======== ENTRIES PROVIDED ========

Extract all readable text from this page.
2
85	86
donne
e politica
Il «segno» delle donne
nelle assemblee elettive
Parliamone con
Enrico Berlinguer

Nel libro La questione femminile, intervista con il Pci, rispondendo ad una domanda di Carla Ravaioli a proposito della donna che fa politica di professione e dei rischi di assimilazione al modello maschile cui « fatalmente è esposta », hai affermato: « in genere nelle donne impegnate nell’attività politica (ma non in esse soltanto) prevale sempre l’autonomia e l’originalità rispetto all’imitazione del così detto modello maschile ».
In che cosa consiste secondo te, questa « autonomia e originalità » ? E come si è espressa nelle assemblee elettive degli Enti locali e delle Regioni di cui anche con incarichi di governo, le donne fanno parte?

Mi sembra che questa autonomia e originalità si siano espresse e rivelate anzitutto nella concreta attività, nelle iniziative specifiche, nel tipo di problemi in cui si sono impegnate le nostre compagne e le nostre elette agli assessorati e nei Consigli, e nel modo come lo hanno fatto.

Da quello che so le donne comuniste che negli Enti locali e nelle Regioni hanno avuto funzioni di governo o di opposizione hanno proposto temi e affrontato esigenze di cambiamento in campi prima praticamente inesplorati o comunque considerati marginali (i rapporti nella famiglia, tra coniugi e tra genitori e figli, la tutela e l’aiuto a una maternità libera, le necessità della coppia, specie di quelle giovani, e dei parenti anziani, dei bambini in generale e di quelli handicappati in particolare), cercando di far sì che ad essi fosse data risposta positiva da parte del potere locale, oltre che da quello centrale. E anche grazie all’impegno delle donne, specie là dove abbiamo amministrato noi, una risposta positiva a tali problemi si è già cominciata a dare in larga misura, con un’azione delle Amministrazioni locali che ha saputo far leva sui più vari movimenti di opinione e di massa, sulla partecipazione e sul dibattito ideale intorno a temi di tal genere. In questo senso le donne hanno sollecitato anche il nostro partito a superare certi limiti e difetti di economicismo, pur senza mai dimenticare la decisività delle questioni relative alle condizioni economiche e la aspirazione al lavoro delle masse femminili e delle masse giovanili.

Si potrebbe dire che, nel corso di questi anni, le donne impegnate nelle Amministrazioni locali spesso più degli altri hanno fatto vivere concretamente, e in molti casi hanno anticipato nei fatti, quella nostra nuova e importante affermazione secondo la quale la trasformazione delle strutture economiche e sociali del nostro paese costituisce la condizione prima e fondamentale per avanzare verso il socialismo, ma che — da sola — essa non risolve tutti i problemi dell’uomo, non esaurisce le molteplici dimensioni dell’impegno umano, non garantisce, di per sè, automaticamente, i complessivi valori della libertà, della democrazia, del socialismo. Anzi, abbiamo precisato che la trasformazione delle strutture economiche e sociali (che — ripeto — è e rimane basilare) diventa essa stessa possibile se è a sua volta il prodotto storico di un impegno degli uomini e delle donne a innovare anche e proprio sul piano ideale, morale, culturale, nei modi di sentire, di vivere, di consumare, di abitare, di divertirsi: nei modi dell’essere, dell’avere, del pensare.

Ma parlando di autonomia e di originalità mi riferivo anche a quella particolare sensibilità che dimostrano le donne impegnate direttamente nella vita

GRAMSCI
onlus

========

**INSTRUCTIONS TO FOLLOW**
Identify each line in the records above that contains the word "assemblee", and copy it out in full.

**ANSWER TO THE EXERCISE**
nelle assemblee elettive
In che cosa consiste secondo te, questa « autonomia e originalità » ? E come si è espressa nelle assemblee elettive degli Enti locali e delle Regioni di cui anche con incarichi di governo, le donne fanno parte?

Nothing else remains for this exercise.